[Instructions to follow] Reproduce all the lines exactly as they stand, apart from the pictures.
----------
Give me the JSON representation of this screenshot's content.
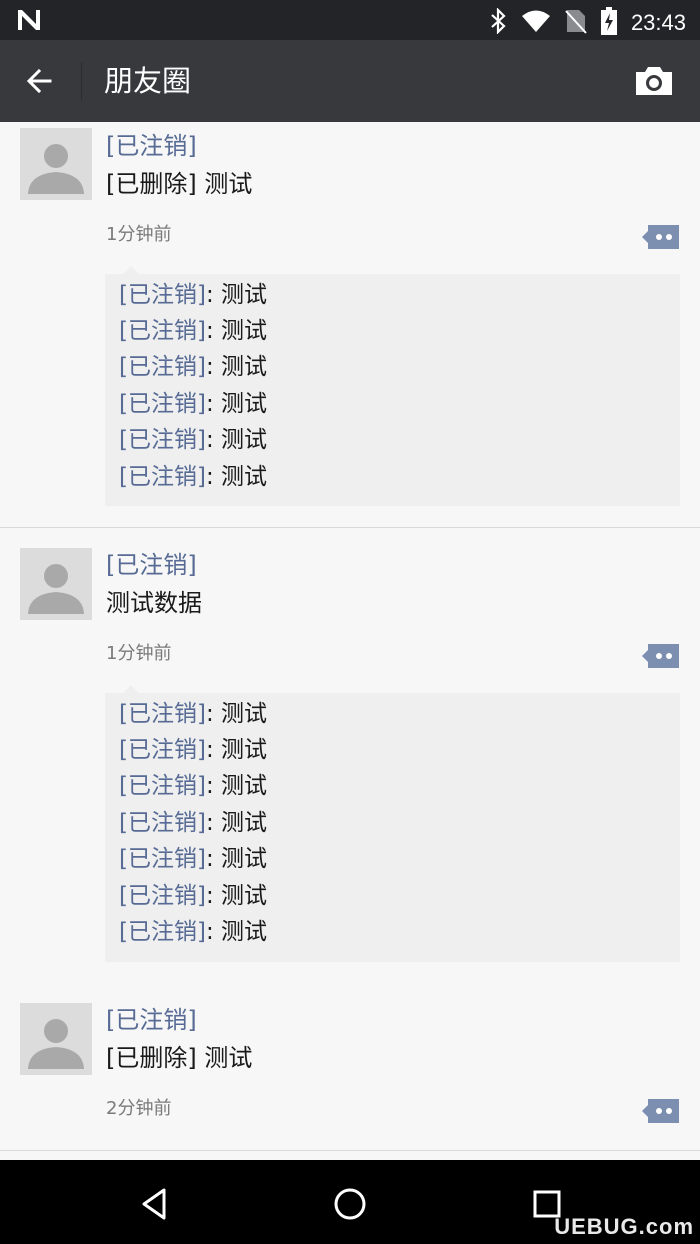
{
  "status_bar": {
    "time": "23:43",
    "icons": [
      "n-icon",
      "bluetooth-icon",
      "wifi-icon",
      "no-sim-icon",
      "battery-charging-icon"
    ]
  },
  "app_bar": {
    "title": "朋友圈",
    "back_icon": "arrow-left-icon",
    "camera_icon": "camera-icon"
  },
  "posts": [
    {
      "name": "[已注销]",
      "content": "[已删除] 测试",
      "time": "1分钟前",
      "comments": [
        {
          "author": "[已注销]",
          "sep": ":",
          "text": " 测试"
        },
        {
          "author": "[已注销]",
          "sep": ":",
          "text": " 测试"
        },
        {
          "author": "[已注销]",
          "sep": ":",
          "text": " 测试"
        },
        {
          "author": "[已注销]",
          "sep": ":",
          "text": " 测试"
        },
        {
          "author": "[已注销]",
          "sep": ":",
          "text": " 测试"
        },
        {
          "author": "[已注销]",
          "sep": ":",
          "text": " 测试"
        }
      ]
    },
    {
      "name": "[已注销]",
      "content": "测试数据",
      "time": "1分钟前",
      "comments": [
        {
          "author": "[已注销]",
          "sep": ":",
          "text": " 测试"
        },
        {
          "author": "[已注销]",
          "sep": ":",
          "text": " 测试"
        },
        {
          "author": "[已注销]",
          "sep": ":",
          "text": " 测试"
        },
        {
          "author": "[已注销]",
          "sep": ":",
          "text": " 测试"
        },
        {
          "author": "[已注销]",
          "sep": ":",
          "text": " 测试"
        },
        {
          "author": "[已注销]",
          "sep": ":",
          "text": " 测试"
        },
        {
          "author": "[已注销]",
          "sep": ":",
          "text": " 测试"
        }
      ]
    },
    {
      "name": "[已注销]",
      "content": "[已删除] 测试",
      "time": "2分钟前",
      "comments": []
    }
  ],
  "nav_bar": {
    "icons": [
      "back-triangle-icon",
      "home-circle-icon",
      "recents-square-icon"
    ]
  },
  "watermark": "UEBUG.com",
  "colors": {
    "status_bar": "#232427",
    "app_bar": "#38393d",
    "name_link": "#576b95",
    "comment_bg": "#efefef",
    "comment_button": "#7d8fb0",
    "background": "#f7f7f7"
  }
}
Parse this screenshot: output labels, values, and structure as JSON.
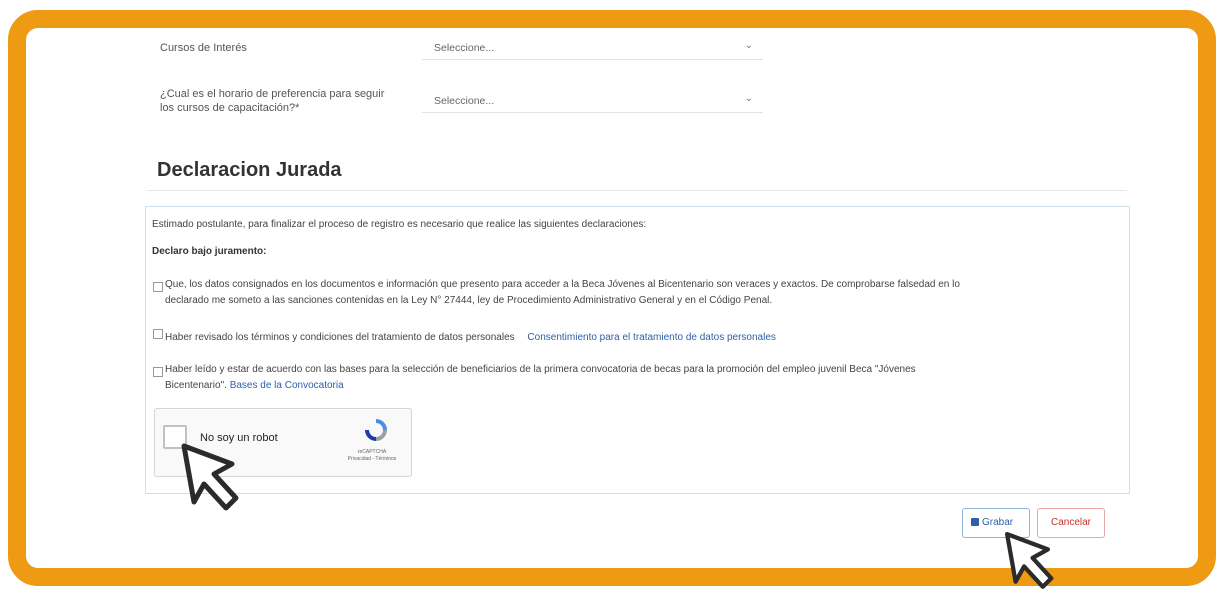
{
  "form": {
    "courses_label": "Cursos de Interés",
    "courses_value": "Seleccione...",
    "schedule_label_line1": "¿Cual es el horario de preferencia para seguir",
    "schedule_label_line2": "los cursos de capacitación?*",
    "schedule_value": "Seleccione..."
  },
  "declaration": {
    "heading": "Declaracion Jurada",
    "intro": "Estimado postulante, para finalizar el proceso de registro es necesario que realice las siguientes declaraciones:",
    "sworn": "Declaro bajo juramento:",
    "item1_line1": "Que, los datos consignados en los documentos e información que presento para acceder a la Beca Jóvenes al Bicentenario son veraces y exactos. De comprobarse falsedad en lo",
    "item1_line2": "declarado me someto a las sanciones contenidas en la Ley N° 27444, ley de Procedimiento Administrativo General y en el Código Penal.",
    "item2_text": "Haber revisado los términos y condiciones del tratamiento de datos personales",
    "item2_link": "Consentimiento para el tratamiento de datos personales",
    "item3_line1": "Haber leído y estar de acuerdo con las bases para la selección de beneficiarios de la primera convocatoria de becas para la promoción del empleo juvenil Beca \"Jóvenes",
    "item3_line2": "Bicentenario\".",
    "item3_link": "Bases de la Convocatoria"
  },
  "recaptcha": {
    "label": "No soy un robot",
    "brand": "reCAPTCHA",
    "links": "Privacidad - Términos"
  },
  "actions": {
    "save_label": "Grabar",
    "cancel_label": "Cancelar"
  },
  "colors": {
    "frame": "#ee9a12",
    "link": "#2f5fa8",
    "cancel": "#c9302c"
  },
  "icons": {
    "save": "floppy-disk-icon",
    "select": "chevron-down-icon",
    "pointer": "cursor-arrow-icon"
  }
}
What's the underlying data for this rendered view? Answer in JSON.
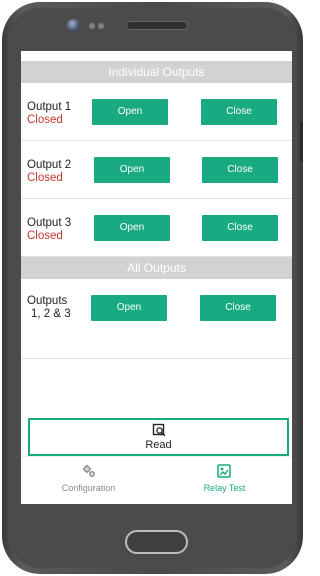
{
  "sections": {
    "individual_title": "Individual Outputs",
    "all_title": "All Outputs"
  },
  "outputs": [
    {
      "label": "Output 1",
      "status": "Closed",
      "open_label": "Open",
      "close_label": "Close"
    },
    {
      "label": "Output 2",
      "status": "Closed",
      "open_label": "Open",
      "close_label": "Close"
    },
    {
      "label": "Output 3",
      "status": "Closed",
      "open_label": "Open",
      "close_label": "Close"
    }
  ],
  "all_outputs": {
    "label_line1": "Outputs",
    "label_line2": "1, 2 & 3",
    "open_label": "Open",
    "close_label": "Close"
  },
  "read": {
    "label": "Read",
    "icon": "read-search-icon"
  },
  "tabs": [
    {
      "label": "Configuration",
      "icon": "gears-icon",
      "active": false
    },
    {
      "label": "Relay Test",
      "icon": "relay-test-icon",
      "active": true
    }
  ],
  "colors": {
    "accent": "#19aa81",
    "status_closed": "#c0392b",
    "header_bg": "#d2d2d2",
    "tab_inactive": "#8a8a8a"
  }
}
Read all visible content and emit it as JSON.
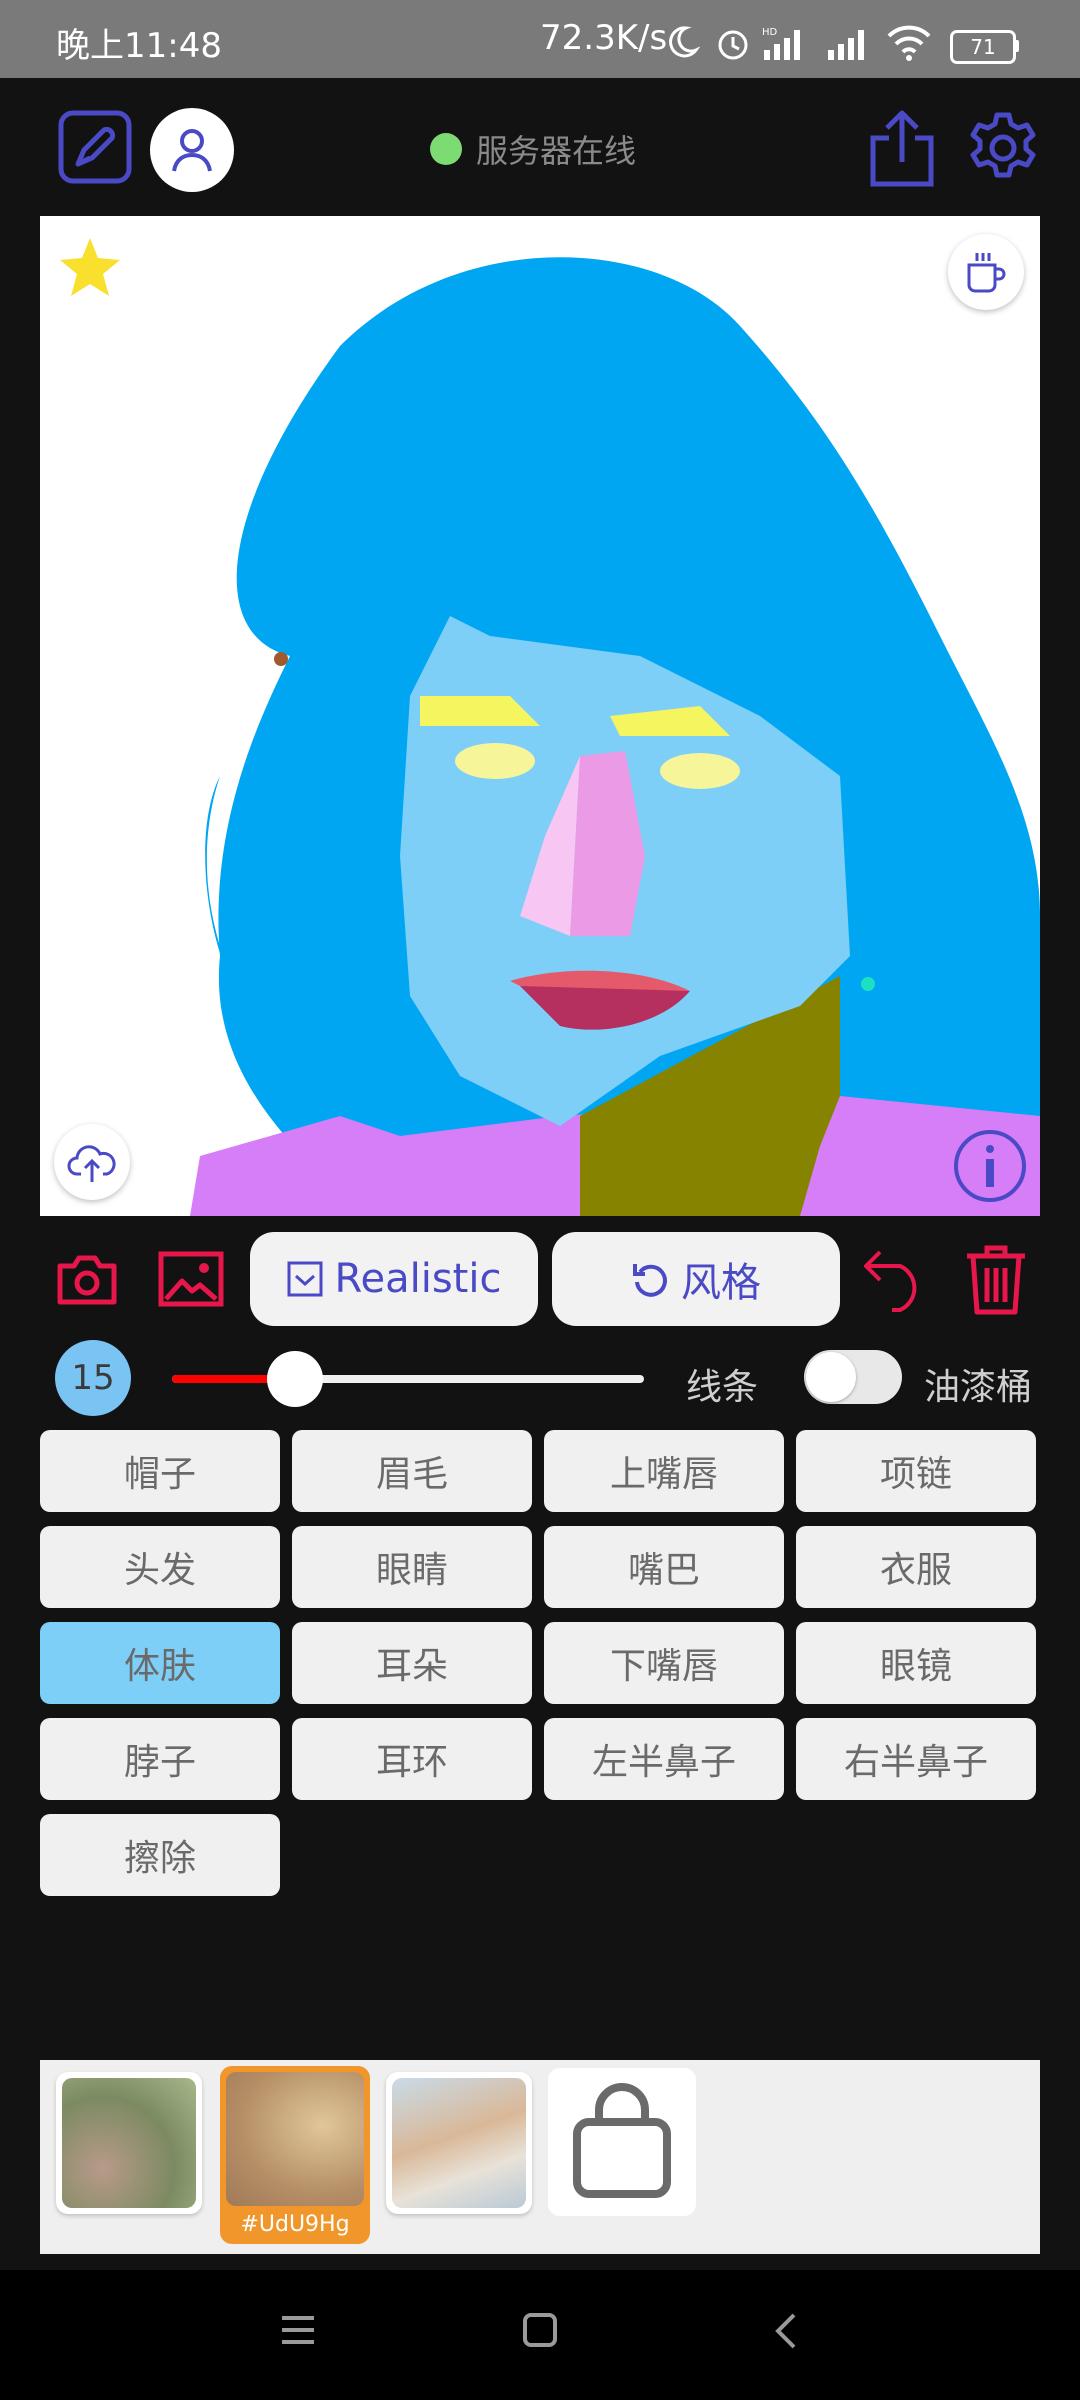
----------
[Written response]
Give me the JSON representation of this screenshot's content.
{
  "status_bar": {
    "time": "23:43",
    "icons": [
      "n-icon",
      "bluetooth-icon",
      "wifi-icon",
      "no-sim-icon",
      "battery-charging-icon"
    ]
  },
  "app_bar": {
    "title": "朋友圈",
    "back_icon": "arrow-left-icon",
    "camera_icon": "camera-icon"
  },
  "posts": [
    {
      "name": "[已注销]",
      "content": "[已删除] 测试",
      "time": "1分钟前",
      "comments": [
        {
          "author": "[已注销]",
          "sep": ":",
          "text": " 测试"
        },
        {
          "author": "[已注销]",
          "sep": ":",
          "text": " 测试"
        },
        {
          "author": "[已注销]",
          "sep": ":",
          "text": " 测试"
        },
        {
          "author": "[已注销]",
          "sep": ":",
          "text": " 测试"
        },
        {
          "author": "[已注销]",
          "sep": ":",
          "text": " 测试"
        },
        {
          "author": "[已注销]",
          "sep": ":",
          "text": " 测试"
        }
      ]
    },
    {
      "name": "[已注销]",
      "content": "测试数据",
      "time": "1分钟前",
      "comments": [
        {
          "author": "[已注销]",
          "sep": ":",
          "text": " 测试"
        },
        {
          "author": "[已注销]",
          "sep": ":",
          "text": " 测试"
        },
        {
          "author": "[已注销]",
          "sep": ":",
          "text": " 测试"
        },
        {
          "author": "[已注销]",
          "sep": ":",
          "text": " 测试"
        },
        {
          "author": "[已注销]",
          "sep": ":",
          "text": " 测试"
        },
        {
          "author": "[已注销]",
          "sep": ":",
          "text": " 测试"
        },
        {
          "author": "[已注销]",
          "sep": ":",
          "text": " 测试"
        }
      ]
    },
    {
      "name": "[已注销]",
      "content": "[已删除] 测试",
      "time": "2分钟前",
      "comments": []
    }
  ],
  "nav_bar": {
    "icons": [
      "back-triangle-icon",
      "home-circle-icon",
      "recents-square-icon"
    ]
  },
  "watermark": "UEBUG.com",
  "colors": {
    "status_bar": "#232427",
    "app_bar": "#38393d",
    "name_link": "#576b95",
    "comment_bg": "#efefef",
    "comment_button": "#7d8fb0",
    "background": "#f7f7f7"
  }
}
Parse this screenshot: output labels, values, and structure as JSON.
{
  "form": {
    "courses_label": "Cursos de Interés",
    "courses_value": "Seleccione...",
    "schedule_label_line1": "¿Cual es el horario de preferencia para seguir",
    "schedule_label_line2": "los cursos de capacitación?*",
    "schedule_value": "Seleccione..."
  },
  "declaration": {
    "heading": "Declaracion Jurada",
    "intro": "Estimado postulante, para finalizar el proceso de registro es necesario que realice las siguientes declaraciones:",
    "sworn": "Declaro bajo juramento:",
    "item1_line1": "Que, los datos consignados en los documentos e información que presento para acceder a la Beca Jóvenes al Bicentenario son veraces y exactos. De comprobarse falsedad en lo",
    "item1_line2": "declarado me someto a las sanciones contenidas en la Ley N° 27444, ley de Procedimiento Administrativo General y en el Código Penal.",
    "item2_text": "Haber revisado los términos y condiciones del tratamiento de datos personales",
    "item2_link": "Consentimiento para el tratamiento de datos personales",
    "item3_line1": "Haber leído y estar de acuerdo con las bases para la selección de beneficiarios de la primera convocatoria de becas para la promoción del empleo juvenil Beca \"Jóvenes",
    "item3_line2": "Bicentenario\".",
    "item3_link": "Bases de la Convocatoria"
  },
  "recaptcha": {
    "label": "No soy un robot",
    "brand": "reCAPTCHA",
    "links": "Privacidad - Términos"
  },
  "actions": {
    "save_label": "Grabar",
    "cancel_label": "Cancelar"
  },
  "colors": {
    "frame": "#ee9a12",
    "link": "#2f5fa8",
    "cancel": "#c9302c"
  },
  "icons": {
    "save": "floppy-disk-icon",
    "select": "chevron-down-icon",
    "pointer": "cursor-arrow-icon"
  }
}
What's the underlying data for this rendered view? Answer in JSON.
{
  "sections": {
    "individual_title": "Individual Outputs",
    "all_title": "All Outputs"
  },
  "outputs": [
    {
      "label": "Output 1",
      "status": "Closed",
      "open_label": "Open",
      "close_label": "Close"
    },
    {
      "label": "Output 2",
      "status": "Closed",
      "open_label": "Open",
      "close_label": "Close"
    },
    {
      "label": "Output 3",
      "status": "Closed",
      "open_label": "Open",
      "close_label": "Close"
    }
  ],
  "all_outputs": {
    "label_line1": "Outputs",
    "label_line2": "1, 2 & 3",
    "open_label": "Open",
    "close_label": "Close"
  },
  "read": {
    "label": "Read",
    "icon": "read-search-icon"
  },
  "tabs": [
    {
      "label": "Configuration",
      "icon": "gears-icon",
      "active": false
    },
    {
      "label": "Relay Test",
      "icon": "relay-test-icon",
      "active": true
    }
  ],
  "colors": {
    "accent": "#19aa81",
    "status_closed": "#c0392b",
    "header_bg": "#d2d2d2",
    "tab_inactive": "#8a8a8a"
  }
}
Read all visible content and emit it as JSON.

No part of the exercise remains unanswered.